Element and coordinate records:
——————

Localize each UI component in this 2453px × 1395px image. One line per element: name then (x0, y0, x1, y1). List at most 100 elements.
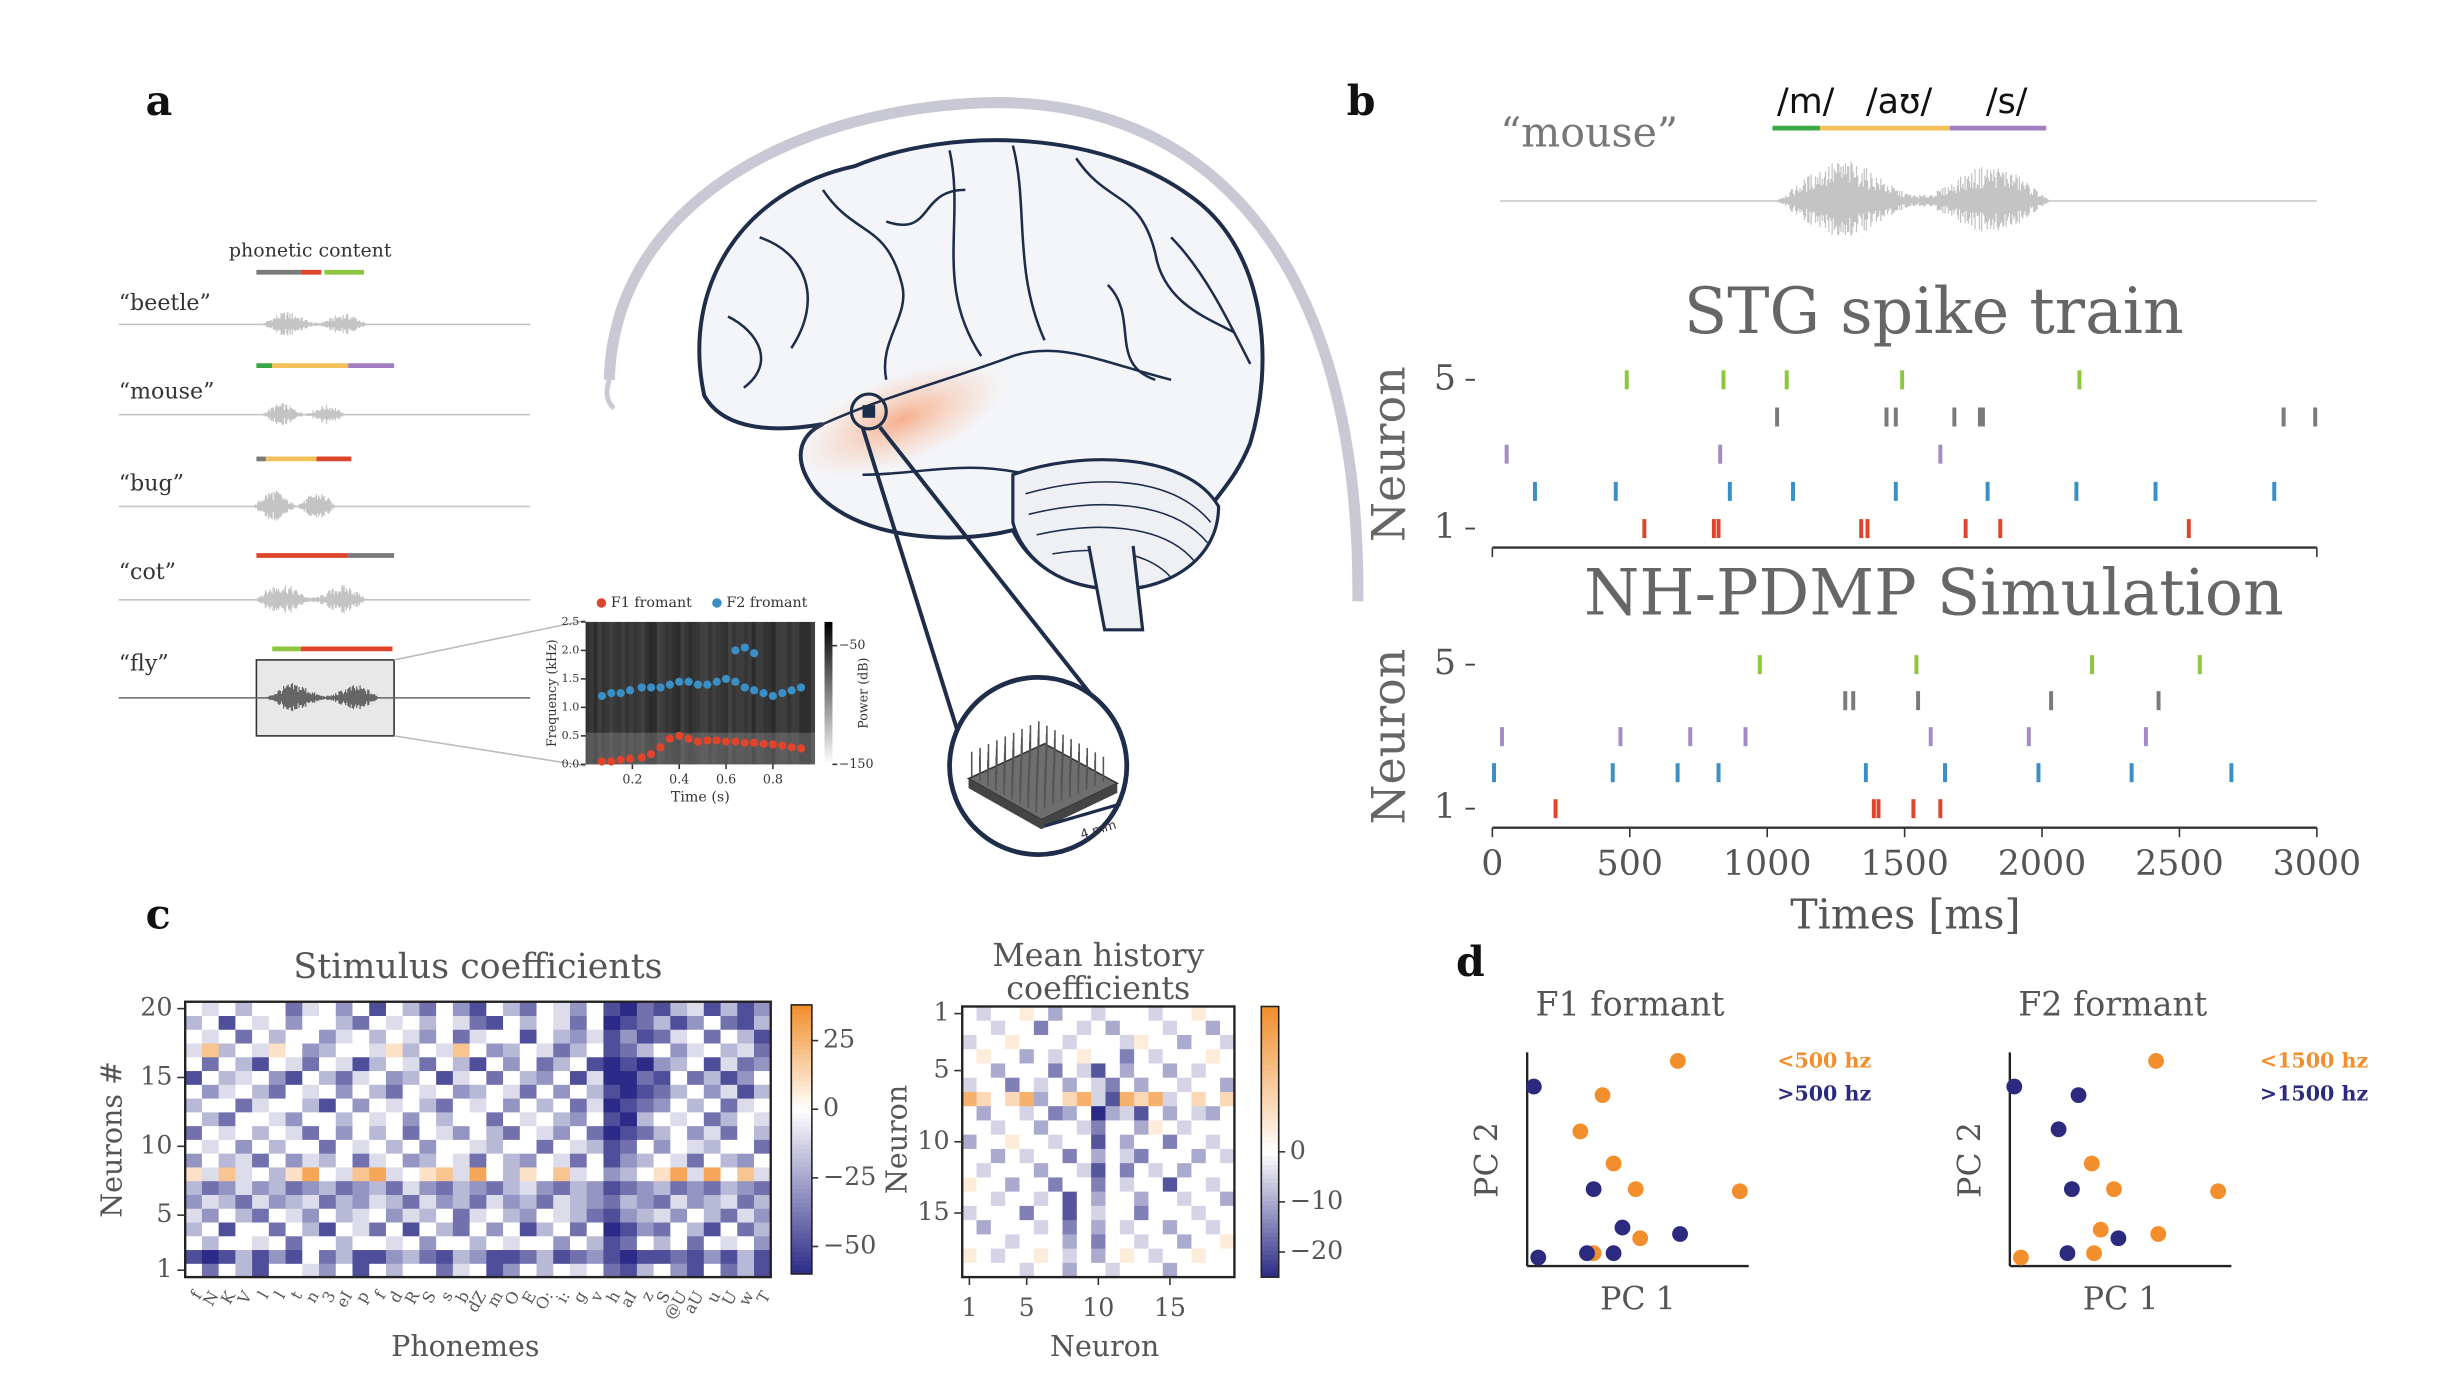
heatmap-cell (252, 1194, 270, 1209)
heatmap-cell (1076, 1049, 1092, 1064)
heatmap-cell (1019, 1120, 1035, 1136)
x-tick-label: S (418, 1288, 440, 1307)
heatmap-cell (319, 1194, 337, 1209)
heatmap-cell (670, 1056, 688, 1072)
formant-point (647, 749, 656, 759)
heatmap-cell (436, 1084, 454, 1099)
colorbar-segment (1261, 1191, 1279, 1197)
heatmap-cell (285, 1235, 303, 1251)
heatmap-cell (1148, 1106, 1164, 1121)
spectrogram-texture (799, 621, 804, 765)
y-tick-label: 10 (140, 1129, 172, 1159)
heatmap-cell (385, 1001, 404, 1016)
heatmap-cell (369, 1098, 387, 1113)
heatmap-cell (419, 1222, 437, 1237)
heatmap-cell (268, 1208, 287, 1223)
heatmap-cell (670, 1153, 688, 1168)
heatmap-cell (569, 1084, 588, 1099)
heatmap-cell (319, 1222, 337, 1237)
heatmap-cell (1019, 1148, 1035, 1164)
spectrogram-texture (747, 621, 752, 765)
heatmap-cell (1105, 1034, 1121, 1050)
stg-highlight (798, 360, 1007, 478)
heatmap-cell (1205, 1049, 1221, 1064)
x-tick-label: O: (531, 1288, 557, 1313)
heatmap-cell (419, 1249, 437, 1264)
heatmap-cell (720, 1084, 738, 1099)
heatmap-cell (670, 1029, 688, 1044)
formant-point (778, 689, 787, 698)
heatmap-cell (503, 1194, 521, 1209)
heatmap-cell (302, 1153, 320, 1168)
heatmap-cell (235, 1015, 253, 1030)
heatmap-cell (201, 1180, 220, 1195)
heatmap-cell (976, 1006, 992, 1022)
formant-point (656, 743, 665, 752)
colorbar-segment (1261, 1182, 1279, 1188)
heatmap-cell (1177, 1248, 1192, 1264)
heatmap-cell (620, 1125, 638, 1140)
heatmap-cell (335, 1125, 353, 1140)
heatmap-cell (636, 1139, 655, 1154)
heatmap-cell (452, 1111, 471, 1127)
heatmap-cell (1105, 1191, 1121, 1207)
heatmap-cell (1019, 1006, 1035, 1022)
heatmap-cell (569, 1125, 588, 1140)
colorbar-segment (791, 1130, 812, 1136)
heatmap-cell (285, 1001, 303, 1016)
formant-point (750, 686, 759, 695)
heatmap-cell (268, 1029, 287, 1044)
heatmap-cell (201, 1263, 220, 1278)
heatmap-cell (1019, 1077, 1035, 1093)
heatmap-cell (569, 1070, 588, 1085)
chart-title: Stimulus coefficients (293, 947, 662, 987)
spectrogram-texture (755, 621, 760, 765)
heatmap-cell (1105, 1006, 1121, 1022)
heatmap-cell (268, 1125, 287, 1140)
heatmap-cell (670, 1015, 688, 1030)
colorbar-segment (1261, 1029, 1279, 1035)
spectrogram-texture (739, 621, 744, 765)
heatmap-cell (1062, 1063, 1078, 1079)
heatmap-cell (536, 1125, 554, 1140)
formant-point (731, 646, 740, 655)
y-tick-label: 5 (156, 1198, 172, 1228)
colorbar-segment (791, 1193, 812, 1199)
heatmap-cell (1220, 1262, 1235, 1278)
heatmap-cell (452, 1249, 471, 1264)
heatmap-cell (319, 1098, 337, 1113)
heatmap-cell (352, 1222, 370, 1237)
formant-point (740, 643, 749, 652)
heatmap-cell (1005, 1234, 1020, 1250)
heatmap-cell (1091, 1020, 1106, 1036)
formant-point (740, 738, 749, 747)
heatmap-cell (419, 1015, 437, 1030)
colorbar-segment (1261, 1218, 1279, 1224)
heatmap-cell (1191, 1120, 1207, 1136)
spectrogram-texture (652, 621, 657, 765)
heatmap-cell (1091, 1034, 1106, 1050)
heatmap-cell (754, 1153, 772, 1168)
heatmap-cell (452, 1222, 471, 1237)
heatmap-cell (335, 1263, 353, 1278)
heatmap-cell (469, 1056, 487, 1072)
colorbar-segment (791, 1134, 812, 1141)
spectrogram-texture (585, 621, 590, 765)
heatmap-cell (586, 1222, 604, 1237)
colorbar-segment (1261, 1051, 1279, 1057)
heatmap-cell (268, 1235, 287, 1251)
heatmap-cell (553, 1070, 571, 1085)
heatmap-cell (1062, 1020, 1078, 1036)
heatmap-cell (1191, 1091, 1207, 1107)
colorbar-segment (791, 1027, 812, 1033)
heatmap-cell (653, 1111, 671, 1127)
heatmap-cell (1005, 1106, 1020, 1121)
heatmap-cell (569, 1001, 588, 1016)
heatmap-cell (636, 1111, 655, 1127)
heatmap-cell (703, 1098, 722, 1113)
arc (603, 97, 1364, 602)
word-label: “bug” (119, 470, 184, 496)
heatmap-cell (1033, 1006, 1049, 1022)
heatmap-cell (636, 1263, 655, 1278)
heatmap-cell (1105, 1234, 1121, 1250)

——————

WHAT IS EXPECTED:
Convert every line of the material above into a numbered list, skipping blank lines. Leave the picture out of the answer.

EXERCISE ANSWER:
1. Localize each UI component in this 2453px × 1395px image. One line per element: name then (x0, y0, x1, y1). List at most 100 elements.
2. heatmap-cell (252, 1194, 270, 1209)
3. heatmap-cell (1076, 1049, 1092, 1064)
4. heatmap-cell (1019, 1120, 1035, 1136)
5. x-tick-label: S (418, 1288, 440, 1307)
6. heatmap-cell (319, 1194, 337, 1209)
7. heatmap-cell (670, 1056, 688, 1072)
8. formant-point (647, 749, 656, 759)
9. heatmap-cell (436, 1084, 454, 1099)
10. colorbar-segment (1261, 1191, 1279, 1197)
11. heatmap-cell (285, 1235, 303, 1251)
12. heatmap-cell (1148, 1106, 1164, 1121)
13. spectrogram-texture (799, 621, 804, 765)
14. y-tick-label: 10 (140, 1129, 172, 1159)
15. heatmap-cell (385, 1001, 404, 1016)
16. heatmap-cell (369, 1098, 387, 1113)
17. heatmap-cell (419, 1222, 437, 1237)
18. heatmap-cell (268, 1208, 287, 1223)
19. heatmap-cell (670, 1153, 688, 1168)
20. heatmap-cell (569, 1084, 588, 1099)
21. heatmap-cell (319, 1222, 337, 1237)
22. heatmap-cell (1019, 1148, 1035, 1164)
23. spectrogram-texture (747, 621, 752, 765)
24. heatmap-cell (1105, 1034, 1121, 1050)
25. stg-highlight (798, 360, 1007, 478)
26. heatmap-cell (1205, 1049, 1221, 1064)
27. x-tick-label: O: (531, 1288, 557, 1313)
28. heatmap-cell (419, 1249, 437, 1264)
29. heatmap-cell (720, 1084, 738, 1099)
30. heatmap-cell (670, 1029, 688, 1044)
31. formant-point (778, 689, 787, 698)
32. heatmap-cell (503, 1194, 521, 1209)
33. heatmap-cell (302, 1153, 320, 1168)
34. heatmap-cell (235, 1015, 253, 1030)
35. heatmap-cell (201, 1180, 220, 1195)
36. heatmap-cell (976, 1006, 992, 1022)
37. formant-point (656, 743, 665, 752)
38. colorbar-segment (1261, 1182, 1279, 1188)
39. heatmap-cell (1177, 1248, 1192, 1264)
40. heatmap-cell (620, 1125, 638, 1140)
41. heatmap-cell (335, 1125, 353, 1140)
42. heatmap-cell (636, 1139, 655, 1154)
43. heatmap-cell (452, 1111, 471, 1127)
44. heatmap-cell (1105, 1191, 1121, 1207)
45. heatmap-cell (1019, 1006, 1035, 1022)
46. heatmap-cell (569, 1125, 588, 1140)
47. colorbar-segment (791, 1130, 812, 1136)
48. heatmap-cell (285, 1001, 303, 1016)
49. formant-point (750, 686, 759, 695)
50. heatmap-cell (268, 1029, 287, 1044)
51. heatmap-cell (201, 1263, 220, 1278)
52. heatmap-cell (1019, 1077, 1035, 1093)
53. heatmap-cell (569, 1070, 588, 1085)
54. chart-title: Stimulus coefficients (293, 947, 662, 987)
55. spectrogram-texture (755, 621, 760, 765)
56. heatmap-cell (1105, 1006, 1121, 1022)
57. heatmap-cell (268, 1125, 287, 1140)
58. heatmap-cell (670, 1015, 688, 1030)
59. colorbar-segment (1261, 1029, 1279, 1035)
60. spectrogram-texture (739, 621, 744, 765)
61. heatmap-cell (1062, 1063, 1078, 1079)
62. heatmap-cell (536, 1125, 554, 1140)
63. formant-point (731, 646, 740, 655)
64. y-tick-label: 5 (156, 1198, 172, 1228)
65. colorbar-segment (791, 1193, 812, 1199)
66. heatmap-cell (1220, 1262, 1235, 1278)
67. heatmap-cell (452, 1249, 471, 1264)
68. heatmap-cell (319, 1098, 337, 1113)
69. heatmap-cell (352, 1222, 370, 1237)
70. formant-point (740, 643, 749, 652)
71. heatmap-cell (1005, 1234, 1020, 1250)
72. heatmap-cell (1091, 1020, 1106, 1036)
73. formant-point (740, 738, 749, 747)
74. heatmap-cell (419, 1015, 437, 1030)
75. colorbar-segment (1261, 1218, 1279, 1224)
76. heatmap-cell (1191, 1120, 1207, 1136)
77. spectrogram-texture (652, 621, 657, 765)
78. heatmap-cell (1091, 1034, 1106, 1050)
79. heatmap-cell (754, 1153, 772, 1168)
80. heatmap-cell (452, 1222, 471, 1237)
81. heatmap-cell (335, 1263, 353, 1278)
82. heatmap-cell (469, 1056, 487, 1072)
83. colorbar-segment (791, 1134, 812, 1141)
84. spectrogram-texture (585, 621, 590, 765)
85. heatmap-cell (586, 1222, 604, 1237)
86. colorbar-segment (1261, 1051, 1279, 1057)
87. heatmap-cell (268, 1235, 287, 1251)
88. heatmap-cell (553, 1070, 571, 1085)
89. heatmap-cell (1062, 1020, 1078, 1036)
90. heatmap-cell (1191, 1091, 1207, 1107)
91. colorbar-segment (791, 1027, 812, 1033)
92. heatmap-cell (653, 1111, 671, 1127)
93. heatmap-cell (1005, 1106, 1020, 1121)
94. heatmap-cell (569, 1001, 588, 1016)
95. heatmap-cell (636, 1111, 655, 1127)
96. heatmap-cell (703, 1098, 722, 1113)
97. arc (603, 97, 1364, 602)
98. word-label: “bug” (119, 470, 184, 496)
99. heatmap-cell (1033, 1006, 1049, 1022)
100. heatmap-cell (636, 1263, 655, 1278)
101. heatmap-cell (1105, 1234, 1121, 1250)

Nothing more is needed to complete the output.